* BEGIN GIVEN ENTRIES *
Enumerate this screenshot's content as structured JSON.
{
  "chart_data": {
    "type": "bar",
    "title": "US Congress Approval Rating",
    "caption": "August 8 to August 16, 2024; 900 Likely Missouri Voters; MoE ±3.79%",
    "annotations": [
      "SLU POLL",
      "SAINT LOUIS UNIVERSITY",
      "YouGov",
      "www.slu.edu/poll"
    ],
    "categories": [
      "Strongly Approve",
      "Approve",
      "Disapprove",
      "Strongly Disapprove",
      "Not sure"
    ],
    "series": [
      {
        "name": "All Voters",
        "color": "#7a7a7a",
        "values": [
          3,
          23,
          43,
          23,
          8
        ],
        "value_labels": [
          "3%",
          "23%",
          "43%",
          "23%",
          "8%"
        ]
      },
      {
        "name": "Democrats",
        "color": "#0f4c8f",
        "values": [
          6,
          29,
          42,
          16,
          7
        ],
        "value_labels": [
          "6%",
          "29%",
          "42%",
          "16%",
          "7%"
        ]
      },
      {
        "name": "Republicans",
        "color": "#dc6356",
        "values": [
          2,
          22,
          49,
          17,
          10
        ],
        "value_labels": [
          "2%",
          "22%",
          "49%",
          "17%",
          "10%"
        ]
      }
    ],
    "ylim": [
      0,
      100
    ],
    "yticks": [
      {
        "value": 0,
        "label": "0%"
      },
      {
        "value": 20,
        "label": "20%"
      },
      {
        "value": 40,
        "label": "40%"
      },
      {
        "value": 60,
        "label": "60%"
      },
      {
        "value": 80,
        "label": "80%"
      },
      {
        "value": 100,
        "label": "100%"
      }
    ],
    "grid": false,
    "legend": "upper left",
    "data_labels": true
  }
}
* END GIVEN ENTRIES *
EXERCISE BRIEF:
Extract the full listing above without alteration.

RESULT:
Enumerate this screenshot's content as structured JSON.
{
  "chart_data": {
    "type": "bar",
    "title": "US Congress Approval Rating",
    "caption": "August 8 to August 16, 2024; 900 Likely Missouri Voters; MoE ±3.79%",
    "annotations": [
      "SLU POLL",
      "SAINT LOUIS UNIVERSITY",
      "YouGov",
      "www.slu.edu/poll"
    ],
    "categories": [
      "Strongly Approve",
      "Approve",
      "Disapprove",
      "Strongly Disapprove",
      "Not sure"
    ],
    "series": [
      {
        "name": "All Voters",
        "color": "#7a7a7a",
        "values": [
          3,
          23,
          43,
          23,
          8
        ],
        "value_labels": [
          "3%",
          "23%",
          "43%",
          "23%",
          "8%"
        ]
      },
      {
        "name": "Democrats",
        "color": "#0f4c8f",
        "values": [
          6,
          29,
          42,
          16,
          7
        ],
        "value_labels": [
          "6%",
          "29%",
          "42%",
          "16%",
          "7%"
        ]
      },
      {
        "name": "Republicans",
        "color": "#dc6356",
        "values": [
          2,
          22,
          49,
          17,
          10
        ],
        "value_labels": [
          "2%",
          "22%",
          "49%",
          "17%",
          "10%"
        ]
      }
    ],
    "ylim": [
      0,
      100
    ],
    "yticks": [
      {
        "value": 0,
        "label": "0%"
      },
      {
        "value": 20,
        "label": "20%"
      },
      {
        "value": 40,
        "label": "40%"
      },
      {
        "value": 60,
        "label": "60%"
      },
      {
        "value": 80,
        "label": "80%"
      },
      {
        "value": 100,
        "label": "100%"
      }
    ],
    "grid": false,
    "legend": "upper left",
    "data_labels": true
  }
}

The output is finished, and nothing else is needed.